> What you have to do: Select, from the data, each line where "JSON" occurs.

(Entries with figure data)
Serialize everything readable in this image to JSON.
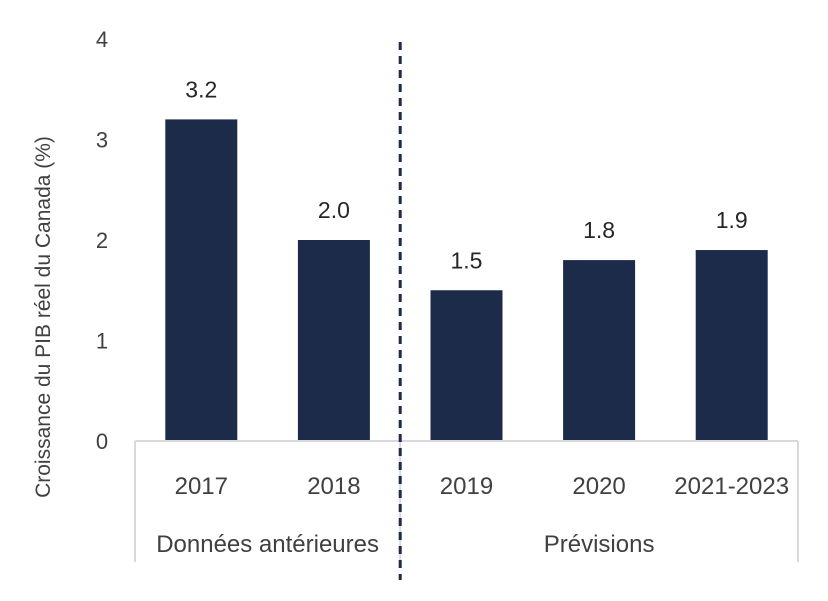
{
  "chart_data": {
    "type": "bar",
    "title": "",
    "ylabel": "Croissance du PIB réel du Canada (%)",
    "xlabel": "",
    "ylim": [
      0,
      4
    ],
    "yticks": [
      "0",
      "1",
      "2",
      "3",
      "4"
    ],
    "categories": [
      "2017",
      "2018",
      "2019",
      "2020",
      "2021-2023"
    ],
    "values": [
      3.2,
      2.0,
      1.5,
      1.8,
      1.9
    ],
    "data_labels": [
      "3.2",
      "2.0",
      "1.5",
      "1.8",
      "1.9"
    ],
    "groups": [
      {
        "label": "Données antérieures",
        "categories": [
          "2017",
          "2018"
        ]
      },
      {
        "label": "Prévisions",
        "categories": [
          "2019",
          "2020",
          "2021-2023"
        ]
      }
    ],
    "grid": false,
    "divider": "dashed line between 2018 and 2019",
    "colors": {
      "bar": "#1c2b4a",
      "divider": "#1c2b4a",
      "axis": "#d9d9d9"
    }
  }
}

---

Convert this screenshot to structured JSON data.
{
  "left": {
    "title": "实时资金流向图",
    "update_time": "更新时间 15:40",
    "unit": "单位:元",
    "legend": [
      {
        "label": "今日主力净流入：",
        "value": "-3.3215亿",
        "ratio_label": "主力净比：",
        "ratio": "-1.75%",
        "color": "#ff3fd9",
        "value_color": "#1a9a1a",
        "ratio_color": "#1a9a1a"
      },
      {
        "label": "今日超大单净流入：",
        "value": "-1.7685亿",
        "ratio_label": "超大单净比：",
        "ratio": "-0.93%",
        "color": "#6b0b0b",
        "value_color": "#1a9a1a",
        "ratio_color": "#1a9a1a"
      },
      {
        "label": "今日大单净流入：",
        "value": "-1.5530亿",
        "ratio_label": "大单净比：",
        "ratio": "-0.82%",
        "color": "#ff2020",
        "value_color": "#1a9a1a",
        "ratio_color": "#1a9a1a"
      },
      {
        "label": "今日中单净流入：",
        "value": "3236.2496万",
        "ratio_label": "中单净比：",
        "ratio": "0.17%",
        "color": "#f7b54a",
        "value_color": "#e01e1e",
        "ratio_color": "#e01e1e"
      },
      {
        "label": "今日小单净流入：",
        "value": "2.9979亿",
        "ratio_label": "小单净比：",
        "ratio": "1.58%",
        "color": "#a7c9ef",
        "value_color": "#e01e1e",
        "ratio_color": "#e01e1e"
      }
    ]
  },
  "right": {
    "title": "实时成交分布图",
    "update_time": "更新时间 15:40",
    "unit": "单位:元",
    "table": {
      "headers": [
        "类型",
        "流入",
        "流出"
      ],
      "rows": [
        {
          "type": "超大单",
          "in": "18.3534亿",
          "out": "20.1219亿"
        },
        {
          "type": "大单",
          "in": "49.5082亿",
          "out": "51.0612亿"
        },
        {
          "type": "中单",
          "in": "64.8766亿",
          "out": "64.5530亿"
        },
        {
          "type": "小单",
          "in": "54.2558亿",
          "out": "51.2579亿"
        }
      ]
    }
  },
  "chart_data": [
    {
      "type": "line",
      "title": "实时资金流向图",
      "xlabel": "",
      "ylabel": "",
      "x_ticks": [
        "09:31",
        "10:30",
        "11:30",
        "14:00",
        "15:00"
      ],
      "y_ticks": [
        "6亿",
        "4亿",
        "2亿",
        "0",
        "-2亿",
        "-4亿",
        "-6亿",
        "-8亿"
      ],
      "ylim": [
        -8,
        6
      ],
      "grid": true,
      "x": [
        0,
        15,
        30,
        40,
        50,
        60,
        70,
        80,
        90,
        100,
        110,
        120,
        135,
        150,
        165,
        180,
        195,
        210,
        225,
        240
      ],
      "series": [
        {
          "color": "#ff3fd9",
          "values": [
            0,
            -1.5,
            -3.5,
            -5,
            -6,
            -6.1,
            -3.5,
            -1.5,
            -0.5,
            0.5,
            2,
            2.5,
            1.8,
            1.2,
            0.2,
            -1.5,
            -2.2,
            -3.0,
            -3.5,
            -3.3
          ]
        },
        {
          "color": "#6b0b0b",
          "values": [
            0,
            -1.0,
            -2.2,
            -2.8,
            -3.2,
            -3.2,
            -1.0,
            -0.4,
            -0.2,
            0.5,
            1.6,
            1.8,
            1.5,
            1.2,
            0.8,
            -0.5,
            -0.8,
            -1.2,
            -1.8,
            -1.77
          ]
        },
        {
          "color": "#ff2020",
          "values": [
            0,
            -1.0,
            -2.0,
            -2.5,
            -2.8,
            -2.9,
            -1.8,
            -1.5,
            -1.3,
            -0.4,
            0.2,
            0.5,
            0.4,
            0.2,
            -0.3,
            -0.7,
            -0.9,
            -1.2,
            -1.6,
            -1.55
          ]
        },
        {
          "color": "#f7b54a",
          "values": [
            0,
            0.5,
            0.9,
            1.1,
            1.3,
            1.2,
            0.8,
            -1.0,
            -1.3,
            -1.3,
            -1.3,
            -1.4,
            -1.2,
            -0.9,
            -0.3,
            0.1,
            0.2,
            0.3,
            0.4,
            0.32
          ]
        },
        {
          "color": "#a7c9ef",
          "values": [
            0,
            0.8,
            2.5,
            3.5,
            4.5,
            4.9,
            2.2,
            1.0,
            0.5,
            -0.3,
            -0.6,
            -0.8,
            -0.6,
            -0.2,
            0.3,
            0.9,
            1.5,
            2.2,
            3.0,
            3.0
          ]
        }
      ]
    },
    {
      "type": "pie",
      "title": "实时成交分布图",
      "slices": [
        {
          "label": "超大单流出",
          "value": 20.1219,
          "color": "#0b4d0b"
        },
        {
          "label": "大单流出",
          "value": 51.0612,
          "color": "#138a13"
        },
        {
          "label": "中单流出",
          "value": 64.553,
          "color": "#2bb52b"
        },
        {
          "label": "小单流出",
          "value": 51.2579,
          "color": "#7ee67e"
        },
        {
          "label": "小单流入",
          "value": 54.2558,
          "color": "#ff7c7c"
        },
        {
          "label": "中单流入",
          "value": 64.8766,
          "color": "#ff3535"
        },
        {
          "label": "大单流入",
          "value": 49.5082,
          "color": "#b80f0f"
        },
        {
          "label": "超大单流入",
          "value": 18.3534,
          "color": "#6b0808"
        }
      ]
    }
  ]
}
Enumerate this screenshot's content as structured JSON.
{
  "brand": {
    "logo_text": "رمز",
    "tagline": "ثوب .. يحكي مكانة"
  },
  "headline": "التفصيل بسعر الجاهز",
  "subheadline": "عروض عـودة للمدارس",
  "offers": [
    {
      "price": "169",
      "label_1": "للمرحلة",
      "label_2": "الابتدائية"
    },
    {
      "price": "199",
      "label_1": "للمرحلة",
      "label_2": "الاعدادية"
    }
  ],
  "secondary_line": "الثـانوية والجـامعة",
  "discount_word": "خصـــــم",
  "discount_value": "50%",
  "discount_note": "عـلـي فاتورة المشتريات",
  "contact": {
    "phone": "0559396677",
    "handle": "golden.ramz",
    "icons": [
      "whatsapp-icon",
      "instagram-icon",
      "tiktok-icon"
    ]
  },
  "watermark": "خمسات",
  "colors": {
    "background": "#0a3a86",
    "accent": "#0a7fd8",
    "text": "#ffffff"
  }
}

> Solution to the exercise:
Serialize everything readable in this image to JSON.
Convert this screenshot to structured JSON data.
Enumerate this screenshot's content as structured JSON.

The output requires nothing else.